● **Questions**
1. Answer these questions using the passage on hyaluronic acid production:
(a) Which enzymes found naturally in animal tissues can degrade HA?
(b) Besides those enzymes, what further promotes the partial degradation of HA?
(c) What limitation of the pathogen bacteria restricted their biomedical applications?
2. Proceed with the passage on hyaluronic acid production, picking up right after its final sentence.

● **Document passage**
|---|

Additionally, it is important to note that animal tissues naturally contain hyaluronidases, enzymes that can degrade HA. As a result, a portion of the HA present in animal tissues may undergo degradation before the extraction process takes place. This degradation can reduce the overall yield and quality of the extracted HA. Therefore, the presence of hyaluronidases in animal tissues further contributes to the challenges and limitations associated with obtaining HA from animal sources [56]. Moreover, it should be taken into account that the partial degradation of HA is further promoted by the harsh conditions of the multistep extraction process [56].
In light of these challenges, alternative methods for industrial production of HA have been developed. In particular, some pathogen bacteria such as Pasteurella multocida and Gram-positive Streptococcus Group A and C were investigated as production systems because of their natural ability to produce and secrete HA as a secondary metabolite. Although they emerged as interesting alternatives [42], they presented several limitations such as the presence of bacterial endotoxins, which limited their biomedical applications [74].

|---|

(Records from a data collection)
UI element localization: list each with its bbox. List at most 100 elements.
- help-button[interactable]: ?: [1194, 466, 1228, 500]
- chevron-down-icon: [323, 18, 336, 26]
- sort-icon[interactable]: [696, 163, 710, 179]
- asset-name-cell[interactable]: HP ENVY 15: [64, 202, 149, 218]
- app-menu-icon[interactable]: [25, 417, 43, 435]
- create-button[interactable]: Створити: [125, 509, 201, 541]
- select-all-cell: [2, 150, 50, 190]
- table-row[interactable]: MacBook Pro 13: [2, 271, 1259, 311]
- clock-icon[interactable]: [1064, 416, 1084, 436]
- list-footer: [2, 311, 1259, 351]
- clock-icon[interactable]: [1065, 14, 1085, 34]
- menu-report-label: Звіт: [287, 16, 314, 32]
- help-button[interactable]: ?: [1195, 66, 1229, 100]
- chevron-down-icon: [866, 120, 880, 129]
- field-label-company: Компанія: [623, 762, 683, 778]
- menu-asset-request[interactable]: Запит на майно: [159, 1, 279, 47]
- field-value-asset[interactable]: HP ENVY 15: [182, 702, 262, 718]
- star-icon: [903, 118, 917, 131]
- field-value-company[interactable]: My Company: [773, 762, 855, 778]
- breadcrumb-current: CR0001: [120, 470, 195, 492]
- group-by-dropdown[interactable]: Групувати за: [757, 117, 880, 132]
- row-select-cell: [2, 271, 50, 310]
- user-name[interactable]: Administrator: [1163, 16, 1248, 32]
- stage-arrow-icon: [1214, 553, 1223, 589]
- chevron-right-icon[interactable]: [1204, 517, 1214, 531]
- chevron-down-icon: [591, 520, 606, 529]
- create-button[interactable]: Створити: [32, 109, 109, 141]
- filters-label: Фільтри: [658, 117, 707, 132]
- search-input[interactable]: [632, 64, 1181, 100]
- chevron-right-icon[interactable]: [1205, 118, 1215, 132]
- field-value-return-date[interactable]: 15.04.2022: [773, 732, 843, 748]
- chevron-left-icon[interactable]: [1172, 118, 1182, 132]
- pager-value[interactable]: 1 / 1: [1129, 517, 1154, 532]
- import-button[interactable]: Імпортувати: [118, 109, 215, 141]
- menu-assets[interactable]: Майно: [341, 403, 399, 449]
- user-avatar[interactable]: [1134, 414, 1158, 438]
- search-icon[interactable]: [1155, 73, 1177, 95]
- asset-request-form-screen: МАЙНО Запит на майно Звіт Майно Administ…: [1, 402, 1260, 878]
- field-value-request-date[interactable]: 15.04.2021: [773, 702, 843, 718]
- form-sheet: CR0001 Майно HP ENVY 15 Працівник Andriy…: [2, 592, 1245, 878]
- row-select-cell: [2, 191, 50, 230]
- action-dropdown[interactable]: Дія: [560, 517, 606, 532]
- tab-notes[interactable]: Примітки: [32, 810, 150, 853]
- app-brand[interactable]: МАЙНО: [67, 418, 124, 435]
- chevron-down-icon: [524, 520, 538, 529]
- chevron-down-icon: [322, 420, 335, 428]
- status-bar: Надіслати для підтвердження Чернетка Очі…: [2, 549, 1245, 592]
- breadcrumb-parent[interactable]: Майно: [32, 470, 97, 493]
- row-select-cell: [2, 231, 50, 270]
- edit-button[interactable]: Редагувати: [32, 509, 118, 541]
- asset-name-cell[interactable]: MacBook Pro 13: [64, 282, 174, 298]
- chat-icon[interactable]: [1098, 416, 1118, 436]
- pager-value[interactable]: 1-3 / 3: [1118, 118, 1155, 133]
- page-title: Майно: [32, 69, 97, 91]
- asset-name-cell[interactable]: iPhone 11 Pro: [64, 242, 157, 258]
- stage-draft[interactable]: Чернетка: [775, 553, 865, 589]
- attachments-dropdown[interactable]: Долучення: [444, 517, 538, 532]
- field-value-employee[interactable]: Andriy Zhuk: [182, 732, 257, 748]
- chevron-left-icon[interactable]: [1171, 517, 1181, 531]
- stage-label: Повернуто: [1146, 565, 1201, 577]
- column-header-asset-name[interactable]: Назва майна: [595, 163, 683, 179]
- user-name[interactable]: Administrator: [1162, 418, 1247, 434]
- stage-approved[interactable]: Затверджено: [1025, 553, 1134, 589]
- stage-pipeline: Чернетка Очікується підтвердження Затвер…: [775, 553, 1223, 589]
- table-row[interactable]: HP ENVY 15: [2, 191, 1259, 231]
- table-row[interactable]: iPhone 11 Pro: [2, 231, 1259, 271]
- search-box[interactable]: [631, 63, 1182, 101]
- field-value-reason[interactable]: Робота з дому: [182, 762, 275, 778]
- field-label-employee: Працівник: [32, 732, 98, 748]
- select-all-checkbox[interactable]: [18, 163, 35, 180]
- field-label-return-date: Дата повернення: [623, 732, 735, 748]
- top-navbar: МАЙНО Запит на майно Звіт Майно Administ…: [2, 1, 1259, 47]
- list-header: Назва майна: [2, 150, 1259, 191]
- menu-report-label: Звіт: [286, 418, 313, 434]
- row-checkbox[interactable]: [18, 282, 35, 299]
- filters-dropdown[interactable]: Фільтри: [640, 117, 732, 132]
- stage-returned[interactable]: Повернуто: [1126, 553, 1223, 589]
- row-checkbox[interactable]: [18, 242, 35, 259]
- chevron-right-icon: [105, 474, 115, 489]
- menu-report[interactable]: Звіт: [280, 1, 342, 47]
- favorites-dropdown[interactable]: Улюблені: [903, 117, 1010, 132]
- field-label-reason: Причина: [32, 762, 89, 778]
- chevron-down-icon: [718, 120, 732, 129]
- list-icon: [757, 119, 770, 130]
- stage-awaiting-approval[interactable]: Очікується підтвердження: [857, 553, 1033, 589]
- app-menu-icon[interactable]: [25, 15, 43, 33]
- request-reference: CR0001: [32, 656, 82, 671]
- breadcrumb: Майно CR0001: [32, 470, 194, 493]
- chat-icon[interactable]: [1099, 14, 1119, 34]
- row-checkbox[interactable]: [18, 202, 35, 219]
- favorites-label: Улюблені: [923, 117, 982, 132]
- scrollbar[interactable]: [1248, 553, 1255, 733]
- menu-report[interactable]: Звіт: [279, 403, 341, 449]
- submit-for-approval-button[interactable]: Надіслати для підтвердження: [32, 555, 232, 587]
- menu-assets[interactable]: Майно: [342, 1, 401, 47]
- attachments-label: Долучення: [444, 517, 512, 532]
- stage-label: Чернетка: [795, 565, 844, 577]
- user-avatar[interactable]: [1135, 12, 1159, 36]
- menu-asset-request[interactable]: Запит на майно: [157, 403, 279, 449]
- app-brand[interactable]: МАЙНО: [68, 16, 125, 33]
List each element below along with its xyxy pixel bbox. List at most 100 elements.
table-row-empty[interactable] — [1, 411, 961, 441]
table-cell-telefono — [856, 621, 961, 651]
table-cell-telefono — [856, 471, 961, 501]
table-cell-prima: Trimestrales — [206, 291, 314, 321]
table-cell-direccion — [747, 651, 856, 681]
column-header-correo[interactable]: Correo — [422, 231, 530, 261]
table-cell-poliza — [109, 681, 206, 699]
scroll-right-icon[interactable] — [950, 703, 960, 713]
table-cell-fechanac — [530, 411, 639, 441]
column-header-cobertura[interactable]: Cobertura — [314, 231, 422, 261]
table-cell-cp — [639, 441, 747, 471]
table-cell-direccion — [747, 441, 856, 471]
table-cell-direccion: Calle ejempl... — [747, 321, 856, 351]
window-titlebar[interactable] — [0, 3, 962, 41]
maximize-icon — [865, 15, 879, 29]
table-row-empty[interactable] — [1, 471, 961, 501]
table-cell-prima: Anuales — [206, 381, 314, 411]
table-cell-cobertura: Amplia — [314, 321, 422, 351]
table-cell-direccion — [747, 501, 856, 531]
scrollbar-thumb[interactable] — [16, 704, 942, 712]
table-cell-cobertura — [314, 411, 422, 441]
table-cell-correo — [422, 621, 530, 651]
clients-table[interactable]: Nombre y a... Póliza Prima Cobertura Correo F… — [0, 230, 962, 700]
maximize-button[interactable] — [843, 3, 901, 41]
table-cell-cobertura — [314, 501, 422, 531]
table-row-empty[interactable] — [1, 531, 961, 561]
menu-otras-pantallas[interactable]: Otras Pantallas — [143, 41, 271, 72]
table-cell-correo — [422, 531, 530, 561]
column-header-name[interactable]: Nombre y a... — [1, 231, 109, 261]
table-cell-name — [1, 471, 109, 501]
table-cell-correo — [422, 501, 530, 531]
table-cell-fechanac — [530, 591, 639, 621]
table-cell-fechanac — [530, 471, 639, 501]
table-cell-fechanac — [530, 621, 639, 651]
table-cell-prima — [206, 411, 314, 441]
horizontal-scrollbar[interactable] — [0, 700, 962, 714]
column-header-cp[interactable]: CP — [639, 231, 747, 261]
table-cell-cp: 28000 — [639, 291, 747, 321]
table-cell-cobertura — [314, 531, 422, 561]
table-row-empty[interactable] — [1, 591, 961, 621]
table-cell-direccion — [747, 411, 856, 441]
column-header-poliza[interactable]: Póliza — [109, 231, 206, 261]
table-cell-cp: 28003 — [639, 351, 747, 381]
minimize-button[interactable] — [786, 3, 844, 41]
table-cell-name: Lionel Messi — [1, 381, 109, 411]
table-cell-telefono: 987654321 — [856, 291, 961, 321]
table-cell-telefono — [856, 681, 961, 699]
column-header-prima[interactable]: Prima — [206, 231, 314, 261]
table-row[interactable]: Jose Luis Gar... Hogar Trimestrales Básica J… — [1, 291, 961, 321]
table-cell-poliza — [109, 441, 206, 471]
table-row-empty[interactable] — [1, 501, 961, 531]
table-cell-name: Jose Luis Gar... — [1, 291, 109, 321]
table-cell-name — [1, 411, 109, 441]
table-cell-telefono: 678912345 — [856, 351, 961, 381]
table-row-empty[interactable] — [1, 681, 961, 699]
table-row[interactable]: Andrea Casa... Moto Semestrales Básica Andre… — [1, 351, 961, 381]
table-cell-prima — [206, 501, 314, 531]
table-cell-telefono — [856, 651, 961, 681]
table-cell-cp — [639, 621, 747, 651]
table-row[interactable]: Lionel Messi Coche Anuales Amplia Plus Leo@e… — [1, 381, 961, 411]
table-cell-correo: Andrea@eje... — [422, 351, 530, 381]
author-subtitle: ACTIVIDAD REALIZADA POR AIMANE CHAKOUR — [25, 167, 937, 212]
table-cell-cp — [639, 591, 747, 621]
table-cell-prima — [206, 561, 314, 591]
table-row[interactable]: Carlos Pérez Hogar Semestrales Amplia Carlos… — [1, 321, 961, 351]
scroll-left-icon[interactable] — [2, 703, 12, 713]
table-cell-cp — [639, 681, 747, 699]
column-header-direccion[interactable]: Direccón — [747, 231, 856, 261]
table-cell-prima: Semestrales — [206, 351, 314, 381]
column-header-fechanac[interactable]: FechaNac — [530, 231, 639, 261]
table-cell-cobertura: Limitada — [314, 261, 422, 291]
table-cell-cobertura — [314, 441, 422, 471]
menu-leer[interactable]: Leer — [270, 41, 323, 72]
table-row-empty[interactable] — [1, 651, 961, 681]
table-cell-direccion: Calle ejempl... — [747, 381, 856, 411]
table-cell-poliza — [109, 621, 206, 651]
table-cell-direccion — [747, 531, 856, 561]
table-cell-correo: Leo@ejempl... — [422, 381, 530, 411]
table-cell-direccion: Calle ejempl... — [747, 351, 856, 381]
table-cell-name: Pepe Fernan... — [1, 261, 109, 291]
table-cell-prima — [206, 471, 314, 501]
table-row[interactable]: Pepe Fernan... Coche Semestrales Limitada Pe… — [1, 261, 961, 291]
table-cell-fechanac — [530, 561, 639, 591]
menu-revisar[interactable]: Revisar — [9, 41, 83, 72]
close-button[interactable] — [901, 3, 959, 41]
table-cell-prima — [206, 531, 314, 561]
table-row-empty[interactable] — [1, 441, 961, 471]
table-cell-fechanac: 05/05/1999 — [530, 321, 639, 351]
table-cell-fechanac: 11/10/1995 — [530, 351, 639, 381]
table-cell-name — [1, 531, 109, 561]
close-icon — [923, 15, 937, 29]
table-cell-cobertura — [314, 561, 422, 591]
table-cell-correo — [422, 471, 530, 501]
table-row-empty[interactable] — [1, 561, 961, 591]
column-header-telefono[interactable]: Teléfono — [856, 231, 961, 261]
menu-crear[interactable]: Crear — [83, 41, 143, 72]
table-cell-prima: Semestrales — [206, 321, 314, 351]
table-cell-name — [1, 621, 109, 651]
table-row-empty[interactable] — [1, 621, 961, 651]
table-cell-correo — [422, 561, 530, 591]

|---|

● **Activity answers**
1.
(a) Hyaluronidases.
(b) The harsh conditions of the multistep extraction process.
(c) The presence of bacterial endotoxins.

2.
After having identified genes involved in the biosynthetic pathway of hyaluronic acid, several bacterial species were employed to produce HA, including genetically engineered strains and generally recognized as safe (GRAS) microorganisms [56]. Thus, metabolic engineering provided valuable strategies to obtain HA from GRAS microorganisms because organisms that naturally produce HA are mostly pathogenic. Therefore, using techniques employed over the years for the expression of active proteins [75,76,77,78,79], HA has also been successfully produced in a wide range of heterologous hosts, including Lactococcus lactis [72,80], Escherichia coli [81], Bacillus subtilis [82], and Bacillus megaterium [81]. In particular, a recent study showed that B. megaterium is one of the most suitable host microorganisms for HA biosynthesis thanks to its great ability to secrete recombinant proteins in the culture medium [81]. Nevertheless, even in the case of genetically engineered GRAS microorganisms, the presence of bacterial proteins and nucleic acids could still constitute a limitation [81].
The advantages and limitations of HA extracted from different sources are summarized in Table 1.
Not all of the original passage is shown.